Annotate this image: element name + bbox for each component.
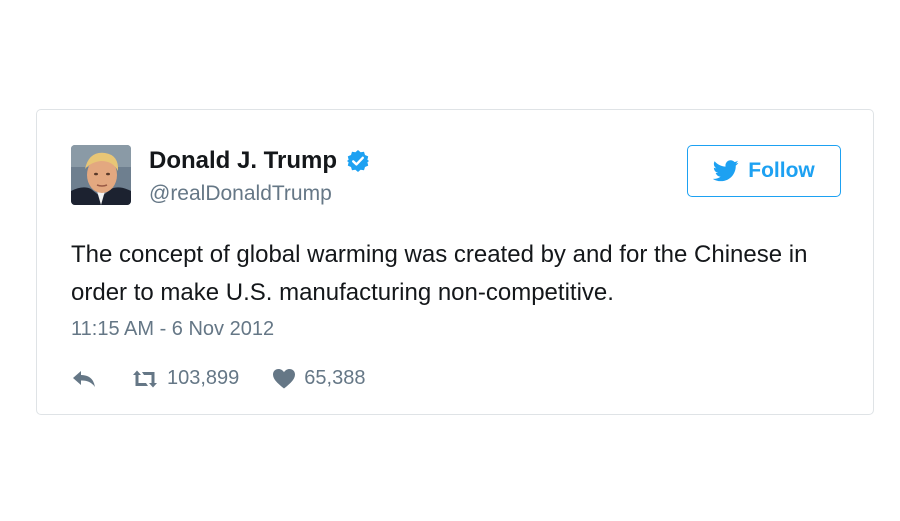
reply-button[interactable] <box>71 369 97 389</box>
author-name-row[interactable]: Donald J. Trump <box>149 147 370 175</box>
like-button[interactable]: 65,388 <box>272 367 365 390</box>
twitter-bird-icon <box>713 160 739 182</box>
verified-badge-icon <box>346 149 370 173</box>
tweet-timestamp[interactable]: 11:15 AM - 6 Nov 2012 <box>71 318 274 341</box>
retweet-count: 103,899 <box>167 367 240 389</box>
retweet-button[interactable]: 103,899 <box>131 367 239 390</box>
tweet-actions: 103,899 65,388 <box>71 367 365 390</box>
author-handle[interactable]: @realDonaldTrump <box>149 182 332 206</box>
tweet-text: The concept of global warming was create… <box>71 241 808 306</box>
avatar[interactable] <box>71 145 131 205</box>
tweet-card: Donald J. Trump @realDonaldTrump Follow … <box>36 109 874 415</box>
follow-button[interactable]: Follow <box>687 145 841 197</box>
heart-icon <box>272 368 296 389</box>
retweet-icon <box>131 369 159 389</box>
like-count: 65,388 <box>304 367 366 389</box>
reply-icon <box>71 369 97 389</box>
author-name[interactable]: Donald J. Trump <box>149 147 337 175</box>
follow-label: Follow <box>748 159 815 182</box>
────────────────────────────────────────
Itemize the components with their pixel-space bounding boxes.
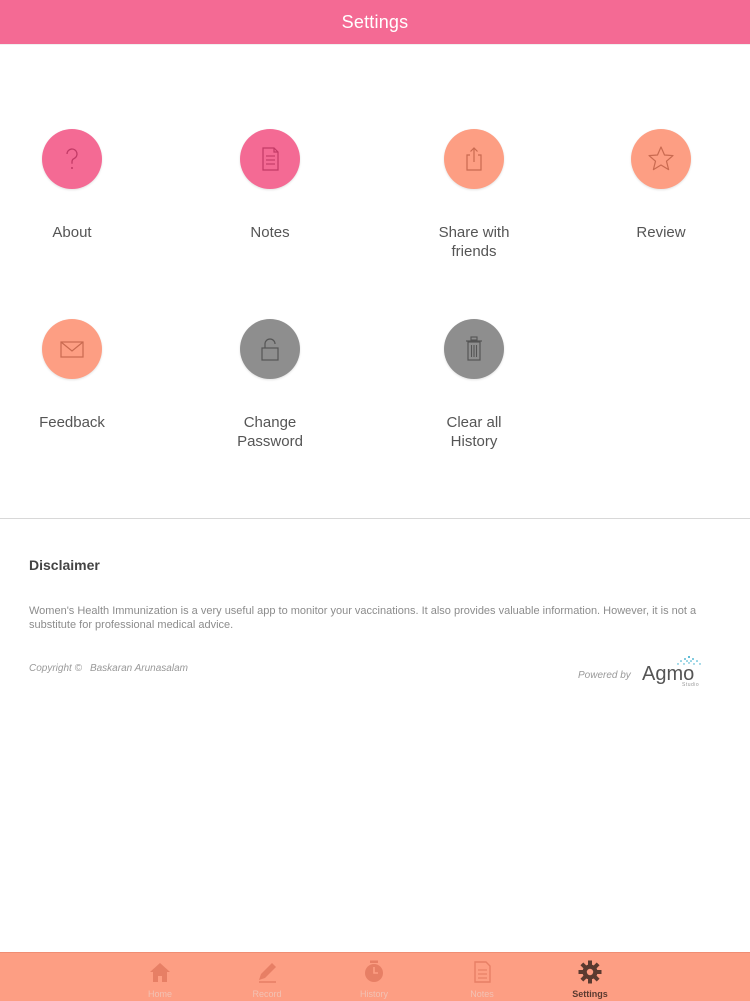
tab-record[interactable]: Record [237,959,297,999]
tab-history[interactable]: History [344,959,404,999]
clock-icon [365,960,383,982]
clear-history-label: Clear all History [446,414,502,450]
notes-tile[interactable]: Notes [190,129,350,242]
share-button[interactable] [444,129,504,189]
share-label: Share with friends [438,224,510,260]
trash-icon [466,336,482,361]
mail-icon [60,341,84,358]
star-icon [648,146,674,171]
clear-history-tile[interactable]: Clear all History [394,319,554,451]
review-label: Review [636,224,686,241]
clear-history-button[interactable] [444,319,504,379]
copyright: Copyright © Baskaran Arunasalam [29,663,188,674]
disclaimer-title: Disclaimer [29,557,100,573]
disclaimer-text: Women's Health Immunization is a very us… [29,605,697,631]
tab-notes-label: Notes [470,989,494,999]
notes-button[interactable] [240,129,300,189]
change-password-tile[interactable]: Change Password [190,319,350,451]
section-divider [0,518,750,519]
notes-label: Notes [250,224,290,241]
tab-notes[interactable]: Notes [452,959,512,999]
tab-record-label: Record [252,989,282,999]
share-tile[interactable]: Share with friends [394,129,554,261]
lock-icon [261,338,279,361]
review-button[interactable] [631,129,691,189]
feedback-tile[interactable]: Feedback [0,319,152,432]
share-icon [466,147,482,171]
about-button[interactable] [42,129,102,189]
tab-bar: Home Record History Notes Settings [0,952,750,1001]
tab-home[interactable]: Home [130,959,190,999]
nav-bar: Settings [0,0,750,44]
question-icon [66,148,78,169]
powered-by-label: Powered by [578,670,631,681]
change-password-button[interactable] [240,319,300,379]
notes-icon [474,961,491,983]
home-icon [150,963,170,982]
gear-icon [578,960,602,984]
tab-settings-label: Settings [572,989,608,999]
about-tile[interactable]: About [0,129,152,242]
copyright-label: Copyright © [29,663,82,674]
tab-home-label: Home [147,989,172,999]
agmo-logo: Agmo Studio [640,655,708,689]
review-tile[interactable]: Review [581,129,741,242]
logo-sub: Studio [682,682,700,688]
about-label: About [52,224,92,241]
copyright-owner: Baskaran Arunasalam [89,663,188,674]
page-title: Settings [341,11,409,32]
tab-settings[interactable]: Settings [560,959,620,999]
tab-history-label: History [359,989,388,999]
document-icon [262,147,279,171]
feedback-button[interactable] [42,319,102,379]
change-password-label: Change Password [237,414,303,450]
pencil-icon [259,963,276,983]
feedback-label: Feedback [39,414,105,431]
────────────────────────────────────────
Problem description → Write out the lines of the first item word for word, starting at the line that contains "reply-button[interactable] <box>71 369" and stopping after the line that contains "retweet-button[interactable]: 103,899 <box>131".

The reply →
reply-button[interactable] <box>71 369 97 389</box>
author-name-row[interactable]: Donald J. Trump <box>149 147 370 175</box>
like-button[interactable]: 65,388 <box>272 367 365 390</box>
twitter-bird-icon <box>713 160 739 182</box>
verified-badge-icon <box>346 149 370 173</box>
tweet-timestamp[interactable]: 11:15 AM - 6 Nov 2012 <box>71 318 274 341</box>
retweet-count: 103,899 <box>167 367 240 389</box>
retweet-button[interactable]: 103,899 <box>131 367 239 390</box>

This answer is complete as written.